Exercise description
Find the string "Disposable" in the entries and copy each line that has it.
───── Record excerpts
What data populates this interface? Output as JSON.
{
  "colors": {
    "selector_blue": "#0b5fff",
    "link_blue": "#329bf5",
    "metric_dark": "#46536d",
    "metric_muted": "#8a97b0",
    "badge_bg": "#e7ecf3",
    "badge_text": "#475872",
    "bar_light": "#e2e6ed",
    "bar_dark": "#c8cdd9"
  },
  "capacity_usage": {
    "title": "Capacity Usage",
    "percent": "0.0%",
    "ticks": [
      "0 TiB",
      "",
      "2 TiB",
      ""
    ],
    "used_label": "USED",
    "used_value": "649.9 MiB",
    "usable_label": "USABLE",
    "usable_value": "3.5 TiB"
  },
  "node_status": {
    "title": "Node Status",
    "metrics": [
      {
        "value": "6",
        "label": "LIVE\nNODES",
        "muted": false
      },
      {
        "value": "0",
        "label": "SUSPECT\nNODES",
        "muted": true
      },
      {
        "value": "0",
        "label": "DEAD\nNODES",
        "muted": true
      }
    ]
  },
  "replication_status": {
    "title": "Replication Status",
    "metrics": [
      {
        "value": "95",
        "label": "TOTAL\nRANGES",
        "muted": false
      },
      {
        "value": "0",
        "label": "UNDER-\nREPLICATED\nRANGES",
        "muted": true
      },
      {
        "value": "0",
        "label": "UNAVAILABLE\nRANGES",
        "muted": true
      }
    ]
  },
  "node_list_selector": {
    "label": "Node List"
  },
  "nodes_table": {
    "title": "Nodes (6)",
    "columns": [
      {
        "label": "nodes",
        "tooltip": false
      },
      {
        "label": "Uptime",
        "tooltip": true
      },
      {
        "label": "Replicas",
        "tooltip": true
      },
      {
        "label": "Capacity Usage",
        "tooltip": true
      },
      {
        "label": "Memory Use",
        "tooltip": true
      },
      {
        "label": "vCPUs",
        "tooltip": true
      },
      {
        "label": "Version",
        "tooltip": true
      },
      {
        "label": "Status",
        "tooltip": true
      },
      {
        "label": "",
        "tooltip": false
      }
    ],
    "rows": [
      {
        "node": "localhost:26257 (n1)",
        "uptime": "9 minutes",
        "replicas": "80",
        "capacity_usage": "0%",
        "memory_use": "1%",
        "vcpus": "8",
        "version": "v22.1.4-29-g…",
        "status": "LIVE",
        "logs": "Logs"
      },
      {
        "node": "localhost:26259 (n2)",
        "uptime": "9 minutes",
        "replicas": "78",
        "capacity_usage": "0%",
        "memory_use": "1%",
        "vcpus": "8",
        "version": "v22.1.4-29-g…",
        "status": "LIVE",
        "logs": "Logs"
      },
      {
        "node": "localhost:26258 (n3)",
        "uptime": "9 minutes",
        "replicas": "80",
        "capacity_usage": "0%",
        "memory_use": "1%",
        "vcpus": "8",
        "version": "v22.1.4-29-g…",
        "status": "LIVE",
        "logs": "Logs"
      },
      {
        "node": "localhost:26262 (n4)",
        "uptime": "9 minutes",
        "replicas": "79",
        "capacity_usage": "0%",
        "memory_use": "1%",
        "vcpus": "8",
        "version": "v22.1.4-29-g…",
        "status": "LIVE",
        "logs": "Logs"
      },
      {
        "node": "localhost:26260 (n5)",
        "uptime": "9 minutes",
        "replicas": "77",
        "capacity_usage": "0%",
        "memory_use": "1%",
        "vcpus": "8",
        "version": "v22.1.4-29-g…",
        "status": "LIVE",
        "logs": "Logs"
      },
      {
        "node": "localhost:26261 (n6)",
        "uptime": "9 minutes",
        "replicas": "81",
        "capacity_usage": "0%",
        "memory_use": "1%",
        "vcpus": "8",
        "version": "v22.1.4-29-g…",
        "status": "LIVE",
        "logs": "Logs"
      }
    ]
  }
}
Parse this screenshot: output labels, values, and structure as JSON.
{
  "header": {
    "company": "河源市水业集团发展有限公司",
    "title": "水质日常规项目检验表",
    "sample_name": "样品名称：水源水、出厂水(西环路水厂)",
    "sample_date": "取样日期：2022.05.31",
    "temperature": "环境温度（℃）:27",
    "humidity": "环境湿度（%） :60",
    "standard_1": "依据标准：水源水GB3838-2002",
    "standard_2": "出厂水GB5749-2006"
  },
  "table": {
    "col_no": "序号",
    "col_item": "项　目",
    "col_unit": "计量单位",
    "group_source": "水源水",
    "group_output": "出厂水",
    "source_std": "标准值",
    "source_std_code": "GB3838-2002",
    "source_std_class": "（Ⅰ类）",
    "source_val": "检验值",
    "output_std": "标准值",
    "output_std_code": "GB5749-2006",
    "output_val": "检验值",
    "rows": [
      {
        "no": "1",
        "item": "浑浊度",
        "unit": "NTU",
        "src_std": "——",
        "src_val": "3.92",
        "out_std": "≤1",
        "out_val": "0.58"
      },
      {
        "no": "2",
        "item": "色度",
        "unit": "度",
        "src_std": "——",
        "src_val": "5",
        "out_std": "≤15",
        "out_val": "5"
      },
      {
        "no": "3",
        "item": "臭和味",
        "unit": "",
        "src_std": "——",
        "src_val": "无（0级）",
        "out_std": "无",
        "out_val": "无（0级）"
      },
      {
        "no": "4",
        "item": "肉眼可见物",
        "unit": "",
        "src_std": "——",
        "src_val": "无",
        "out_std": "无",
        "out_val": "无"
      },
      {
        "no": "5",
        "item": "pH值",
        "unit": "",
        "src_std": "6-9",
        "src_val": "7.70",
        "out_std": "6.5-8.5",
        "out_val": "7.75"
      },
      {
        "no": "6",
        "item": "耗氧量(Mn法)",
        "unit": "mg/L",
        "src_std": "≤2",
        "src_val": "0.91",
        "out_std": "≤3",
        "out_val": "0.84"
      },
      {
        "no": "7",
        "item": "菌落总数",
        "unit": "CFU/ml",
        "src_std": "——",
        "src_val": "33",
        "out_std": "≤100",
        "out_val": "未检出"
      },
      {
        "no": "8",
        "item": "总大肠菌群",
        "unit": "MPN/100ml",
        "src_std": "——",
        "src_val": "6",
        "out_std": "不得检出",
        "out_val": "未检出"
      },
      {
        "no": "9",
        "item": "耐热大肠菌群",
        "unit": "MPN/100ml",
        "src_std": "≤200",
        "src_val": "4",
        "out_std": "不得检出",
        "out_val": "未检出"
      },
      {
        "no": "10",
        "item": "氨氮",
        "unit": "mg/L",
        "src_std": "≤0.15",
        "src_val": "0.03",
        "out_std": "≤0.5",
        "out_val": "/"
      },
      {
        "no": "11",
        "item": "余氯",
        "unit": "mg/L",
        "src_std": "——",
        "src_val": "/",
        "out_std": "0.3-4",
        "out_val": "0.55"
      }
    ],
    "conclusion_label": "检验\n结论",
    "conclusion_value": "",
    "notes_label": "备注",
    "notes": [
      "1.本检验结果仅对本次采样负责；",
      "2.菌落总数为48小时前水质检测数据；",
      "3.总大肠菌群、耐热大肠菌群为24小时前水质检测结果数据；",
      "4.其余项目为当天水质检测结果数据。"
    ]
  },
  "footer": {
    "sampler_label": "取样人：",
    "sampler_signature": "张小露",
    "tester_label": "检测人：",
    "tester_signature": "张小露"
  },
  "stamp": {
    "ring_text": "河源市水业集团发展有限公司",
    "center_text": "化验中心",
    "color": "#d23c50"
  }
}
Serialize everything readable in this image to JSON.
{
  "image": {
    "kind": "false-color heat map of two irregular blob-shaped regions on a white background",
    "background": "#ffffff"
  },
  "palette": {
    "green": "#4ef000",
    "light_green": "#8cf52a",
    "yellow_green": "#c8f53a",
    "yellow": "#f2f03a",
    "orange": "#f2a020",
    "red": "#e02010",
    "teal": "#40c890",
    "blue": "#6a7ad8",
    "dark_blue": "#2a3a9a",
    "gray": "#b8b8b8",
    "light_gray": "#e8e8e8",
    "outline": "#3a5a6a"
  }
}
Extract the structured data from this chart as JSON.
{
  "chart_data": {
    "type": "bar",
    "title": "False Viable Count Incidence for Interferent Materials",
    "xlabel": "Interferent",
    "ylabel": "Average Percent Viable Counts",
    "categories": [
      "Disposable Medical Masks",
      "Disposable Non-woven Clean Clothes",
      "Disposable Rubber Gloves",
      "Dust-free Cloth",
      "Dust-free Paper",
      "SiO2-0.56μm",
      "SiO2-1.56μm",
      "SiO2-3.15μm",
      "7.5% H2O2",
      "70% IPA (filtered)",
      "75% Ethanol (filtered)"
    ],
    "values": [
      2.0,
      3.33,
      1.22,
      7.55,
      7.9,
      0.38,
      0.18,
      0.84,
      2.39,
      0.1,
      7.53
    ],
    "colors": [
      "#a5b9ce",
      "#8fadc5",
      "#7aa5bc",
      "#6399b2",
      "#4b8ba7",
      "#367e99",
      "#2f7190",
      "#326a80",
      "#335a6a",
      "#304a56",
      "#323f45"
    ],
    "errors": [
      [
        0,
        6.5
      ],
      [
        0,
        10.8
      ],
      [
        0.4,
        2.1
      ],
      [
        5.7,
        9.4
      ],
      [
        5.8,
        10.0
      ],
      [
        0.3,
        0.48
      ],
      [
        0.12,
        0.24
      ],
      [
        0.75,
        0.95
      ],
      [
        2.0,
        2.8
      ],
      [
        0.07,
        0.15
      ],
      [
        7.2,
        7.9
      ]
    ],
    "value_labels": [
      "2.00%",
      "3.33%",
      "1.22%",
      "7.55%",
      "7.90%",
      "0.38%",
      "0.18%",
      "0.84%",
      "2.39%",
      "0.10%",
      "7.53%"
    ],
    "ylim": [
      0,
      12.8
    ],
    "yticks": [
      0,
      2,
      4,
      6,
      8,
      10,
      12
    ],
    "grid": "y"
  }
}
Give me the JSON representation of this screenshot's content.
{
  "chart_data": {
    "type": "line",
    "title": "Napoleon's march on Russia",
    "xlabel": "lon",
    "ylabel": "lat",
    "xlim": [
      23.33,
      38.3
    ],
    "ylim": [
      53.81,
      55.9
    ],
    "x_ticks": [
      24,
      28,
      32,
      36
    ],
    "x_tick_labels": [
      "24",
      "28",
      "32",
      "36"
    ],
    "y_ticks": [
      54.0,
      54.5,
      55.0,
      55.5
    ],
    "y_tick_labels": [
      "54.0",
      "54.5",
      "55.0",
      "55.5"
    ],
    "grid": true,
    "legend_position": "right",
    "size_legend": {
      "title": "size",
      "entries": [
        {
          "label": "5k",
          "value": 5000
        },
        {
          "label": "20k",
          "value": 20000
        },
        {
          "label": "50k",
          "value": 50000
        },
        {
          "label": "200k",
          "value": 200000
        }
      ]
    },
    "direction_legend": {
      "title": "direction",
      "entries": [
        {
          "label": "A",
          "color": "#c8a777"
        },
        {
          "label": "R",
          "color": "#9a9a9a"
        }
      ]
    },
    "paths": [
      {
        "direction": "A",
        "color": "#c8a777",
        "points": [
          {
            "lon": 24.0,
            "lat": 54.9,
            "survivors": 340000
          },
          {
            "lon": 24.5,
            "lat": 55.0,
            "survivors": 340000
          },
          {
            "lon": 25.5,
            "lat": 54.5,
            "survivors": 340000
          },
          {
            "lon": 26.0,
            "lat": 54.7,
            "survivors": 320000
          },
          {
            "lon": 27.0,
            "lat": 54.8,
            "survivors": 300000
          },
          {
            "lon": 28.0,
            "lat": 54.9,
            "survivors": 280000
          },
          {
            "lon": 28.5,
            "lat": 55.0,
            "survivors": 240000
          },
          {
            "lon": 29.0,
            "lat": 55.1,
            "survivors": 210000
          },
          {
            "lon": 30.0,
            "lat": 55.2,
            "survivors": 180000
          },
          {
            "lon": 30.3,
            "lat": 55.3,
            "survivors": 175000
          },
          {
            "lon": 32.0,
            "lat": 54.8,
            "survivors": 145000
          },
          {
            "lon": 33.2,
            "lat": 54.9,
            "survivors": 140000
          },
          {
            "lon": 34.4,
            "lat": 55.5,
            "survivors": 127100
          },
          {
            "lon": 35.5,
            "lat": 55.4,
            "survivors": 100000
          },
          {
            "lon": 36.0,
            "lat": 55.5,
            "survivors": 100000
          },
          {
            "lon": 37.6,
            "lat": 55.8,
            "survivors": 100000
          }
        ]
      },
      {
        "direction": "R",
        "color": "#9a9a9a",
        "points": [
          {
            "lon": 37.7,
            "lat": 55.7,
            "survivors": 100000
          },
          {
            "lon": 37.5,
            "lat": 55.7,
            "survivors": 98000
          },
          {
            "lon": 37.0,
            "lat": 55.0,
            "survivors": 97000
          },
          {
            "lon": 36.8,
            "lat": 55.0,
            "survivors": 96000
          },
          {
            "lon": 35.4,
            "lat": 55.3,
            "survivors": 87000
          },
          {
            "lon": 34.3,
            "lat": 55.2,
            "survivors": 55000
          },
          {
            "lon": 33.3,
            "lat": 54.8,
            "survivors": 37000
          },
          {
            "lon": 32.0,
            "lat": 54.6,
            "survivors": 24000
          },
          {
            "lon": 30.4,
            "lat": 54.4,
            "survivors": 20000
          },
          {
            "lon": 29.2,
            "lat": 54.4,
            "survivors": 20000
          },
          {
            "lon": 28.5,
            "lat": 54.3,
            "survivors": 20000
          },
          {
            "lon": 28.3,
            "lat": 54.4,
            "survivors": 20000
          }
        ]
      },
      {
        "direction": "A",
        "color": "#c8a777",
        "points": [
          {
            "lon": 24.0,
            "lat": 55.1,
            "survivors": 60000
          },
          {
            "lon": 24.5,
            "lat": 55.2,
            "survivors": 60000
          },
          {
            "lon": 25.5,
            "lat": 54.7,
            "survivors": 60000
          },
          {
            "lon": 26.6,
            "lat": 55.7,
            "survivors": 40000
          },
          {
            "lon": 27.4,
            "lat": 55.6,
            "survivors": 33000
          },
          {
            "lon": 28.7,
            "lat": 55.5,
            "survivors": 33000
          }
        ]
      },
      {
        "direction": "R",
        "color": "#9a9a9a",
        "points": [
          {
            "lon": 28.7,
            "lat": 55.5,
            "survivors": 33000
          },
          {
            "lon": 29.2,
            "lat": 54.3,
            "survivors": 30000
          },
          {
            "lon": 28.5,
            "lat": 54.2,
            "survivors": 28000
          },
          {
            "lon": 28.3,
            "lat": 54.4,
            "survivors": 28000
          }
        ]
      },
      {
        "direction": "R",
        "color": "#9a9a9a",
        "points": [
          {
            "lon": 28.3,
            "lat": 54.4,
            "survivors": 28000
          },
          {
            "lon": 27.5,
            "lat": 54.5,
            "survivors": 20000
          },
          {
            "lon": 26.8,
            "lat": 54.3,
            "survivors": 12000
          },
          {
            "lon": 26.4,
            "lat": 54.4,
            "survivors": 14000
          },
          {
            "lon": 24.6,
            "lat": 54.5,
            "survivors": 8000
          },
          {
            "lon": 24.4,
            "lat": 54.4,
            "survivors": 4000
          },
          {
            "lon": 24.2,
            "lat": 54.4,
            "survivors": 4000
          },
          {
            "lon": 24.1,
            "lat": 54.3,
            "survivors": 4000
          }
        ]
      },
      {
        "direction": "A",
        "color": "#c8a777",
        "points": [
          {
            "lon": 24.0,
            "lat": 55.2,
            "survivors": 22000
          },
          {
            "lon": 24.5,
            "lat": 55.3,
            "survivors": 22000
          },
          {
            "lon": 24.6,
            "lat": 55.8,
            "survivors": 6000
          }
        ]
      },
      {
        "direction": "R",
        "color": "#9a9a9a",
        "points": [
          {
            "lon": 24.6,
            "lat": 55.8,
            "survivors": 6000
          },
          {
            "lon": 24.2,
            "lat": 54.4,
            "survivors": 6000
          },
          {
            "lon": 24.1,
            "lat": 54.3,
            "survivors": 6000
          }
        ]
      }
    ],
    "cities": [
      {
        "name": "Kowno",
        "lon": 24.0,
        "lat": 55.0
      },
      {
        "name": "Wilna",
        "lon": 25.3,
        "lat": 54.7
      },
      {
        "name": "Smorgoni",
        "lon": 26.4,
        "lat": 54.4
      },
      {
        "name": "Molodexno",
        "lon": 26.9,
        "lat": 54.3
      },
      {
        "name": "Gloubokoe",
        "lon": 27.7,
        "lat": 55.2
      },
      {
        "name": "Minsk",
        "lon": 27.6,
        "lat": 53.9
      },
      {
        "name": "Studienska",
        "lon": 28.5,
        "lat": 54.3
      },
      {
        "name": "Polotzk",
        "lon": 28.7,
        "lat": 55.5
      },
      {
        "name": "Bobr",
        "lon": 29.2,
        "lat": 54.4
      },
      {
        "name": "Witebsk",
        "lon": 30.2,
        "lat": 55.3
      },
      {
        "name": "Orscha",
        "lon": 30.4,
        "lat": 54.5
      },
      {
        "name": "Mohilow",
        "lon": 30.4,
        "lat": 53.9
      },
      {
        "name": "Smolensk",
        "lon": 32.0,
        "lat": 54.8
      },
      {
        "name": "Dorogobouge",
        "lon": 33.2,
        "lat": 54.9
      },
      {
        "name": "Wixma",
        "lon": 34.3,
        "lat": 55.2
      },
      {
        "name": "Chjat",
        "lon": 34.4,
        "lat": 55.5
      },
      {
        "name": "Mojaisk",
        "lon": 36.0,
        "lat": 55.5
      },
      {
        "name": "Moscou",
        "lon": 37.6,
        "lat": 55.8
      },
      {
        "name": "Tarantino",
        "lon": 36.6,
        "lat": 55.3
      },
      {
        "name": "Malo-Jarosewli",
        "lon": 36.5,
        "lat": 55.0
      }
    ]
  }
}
──────────
Correct result
      "Disposable Medical Masks",
      "Disposable Non-woven Clean Clothes",
      "Disposable Rubber Gloves",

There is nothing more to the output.